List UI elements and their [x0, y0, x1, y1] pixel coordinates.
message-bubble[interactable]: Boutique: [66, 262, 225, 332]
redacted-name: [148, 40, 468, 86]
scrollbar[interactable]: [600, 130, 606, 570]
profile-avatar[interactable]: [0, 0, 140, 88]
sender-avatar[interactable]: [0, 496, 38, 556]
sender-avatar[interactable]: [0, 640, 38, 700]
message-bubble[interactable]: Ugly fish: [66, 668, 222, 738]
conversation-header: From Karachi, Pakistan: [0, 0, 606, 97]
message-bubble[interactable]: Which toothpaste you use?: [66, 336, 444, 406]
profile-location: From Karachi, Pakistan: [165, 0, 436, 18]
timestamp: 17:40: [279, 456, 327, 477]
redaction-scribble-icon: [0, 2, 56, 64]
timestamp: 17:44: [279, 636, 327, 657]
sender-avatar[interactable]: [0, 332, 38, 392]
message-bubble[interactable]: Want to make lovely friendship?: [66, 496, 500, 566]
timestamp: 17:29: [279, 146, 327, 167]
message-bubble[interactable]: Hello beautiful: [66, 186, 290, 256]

§

§ PROBLEM REQUIREMENTS
Rewrite the lines above as a numbered list, omitting any blank lines.

§ COMPLETE OUTPUT
1. List UI elements and their [x0, y0, x1, y1] pixel coordinates.
2. message-bubble[interactable]: Boutique: [66, 262, 225, 332]
3. redacted-name: [148, 40, 468, 86]
4. scrollbar[interactable]: [600, 130, 606, 570]
5. profile-avatar[interactable]: [0, 0, 140, 88]
6. sender-avatar[interactable]: [0, 496, 38, 556]
7. sender-avatar[interactable]: [0, 640, 38, 700]
8. message-bubble[interactable]: Ugly fish: [66, 668, 222, 738]
9. conversation-header: From Karachi, Pakistan: [0, 0, 606, 97]
10. message-bubble[interactable]: Which toothpaste you use?: [66, 336, 444, 406]
11. profile-location: From Karachi, Pakistan: [165, 0, 436, 18]
12. timestamp: 17:40: [279, 456, 327, 477]
13. redaction-scribble-icon: [0, 2, 56, 64]
14. timestamp: 17:44: [279, 636, 327, 657]
15. sender-avatar[interactable]: [0, 332, 38, 392]
16. message-bubble[interactable]: Want to make lovely friendship?: [66, 496, 500, 566]
17. timestamp: 17:29: [279, 146, 327, 167]
18. message-bubble[interactable]: Hello beautiful: [66, 186, 290, 256]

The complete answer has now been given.